Go through the listing below and list every line with "this".

# Start of Stored data

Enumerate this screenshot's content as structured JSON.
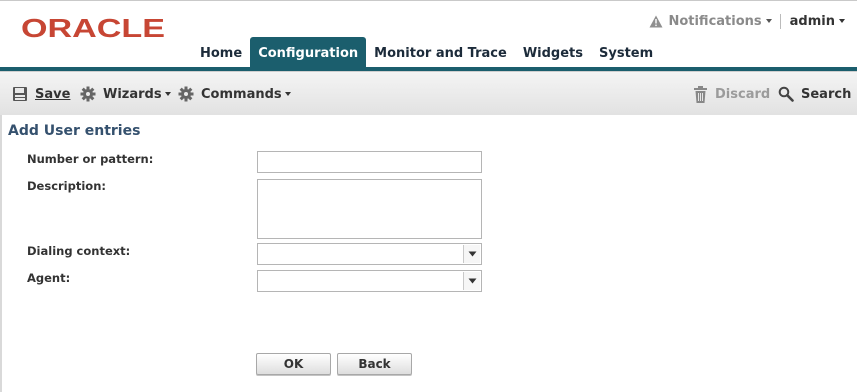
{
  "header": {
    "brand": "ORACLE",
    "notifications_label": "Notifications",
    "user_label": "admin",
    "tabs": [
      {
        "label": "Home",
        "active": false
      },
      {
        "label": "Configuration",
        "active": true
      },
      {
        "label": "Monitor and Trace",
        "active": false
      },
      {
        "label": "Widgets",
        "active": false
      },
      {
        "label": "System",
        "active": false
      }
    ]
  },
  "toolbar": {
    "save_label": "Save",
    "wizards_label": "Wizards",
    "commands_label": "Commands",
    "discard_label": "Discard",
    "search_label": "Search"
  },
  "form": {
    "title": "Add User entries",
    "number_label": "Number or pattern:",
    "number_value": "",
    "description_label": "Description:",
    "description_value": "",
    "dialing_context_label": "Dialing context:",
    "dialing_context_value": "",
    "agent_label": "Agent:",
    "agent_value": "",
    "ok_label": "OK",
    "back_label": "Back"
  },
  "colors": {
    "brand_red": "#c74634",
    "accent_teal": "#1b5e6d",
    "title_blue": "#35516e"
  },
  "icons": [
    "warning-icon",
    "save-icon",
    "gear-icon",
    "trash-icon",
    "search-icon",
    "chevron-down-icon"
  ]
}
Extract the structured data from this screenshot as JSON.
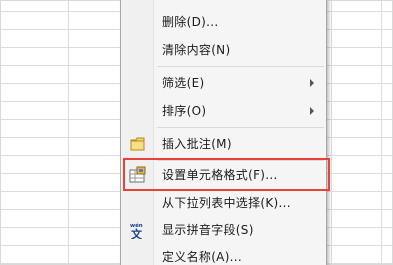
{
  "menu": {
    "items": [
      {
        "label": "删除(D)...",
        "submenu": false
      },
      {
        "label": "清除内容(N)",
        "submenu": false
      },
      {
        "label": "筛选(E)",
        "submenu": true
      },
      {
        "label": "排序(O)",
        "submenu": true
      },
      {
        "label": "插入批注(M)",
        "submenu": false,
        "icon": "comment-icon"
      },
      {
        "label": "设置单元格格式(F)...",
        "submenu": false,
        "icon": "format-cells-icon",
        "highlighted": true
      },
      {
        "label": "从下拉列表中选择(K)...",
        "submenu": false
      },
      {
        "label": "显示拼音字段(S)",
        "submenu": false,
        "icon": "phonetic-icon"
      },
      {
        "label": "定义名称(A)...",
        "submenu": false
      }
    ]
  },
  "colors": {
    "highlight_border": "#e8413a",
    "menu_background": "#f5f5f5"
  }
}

# End of Stored data

* Solution to the problem *
Enumerate this screenshot's content as structured JSON.
Extract the structured data from this screenshot as JSON.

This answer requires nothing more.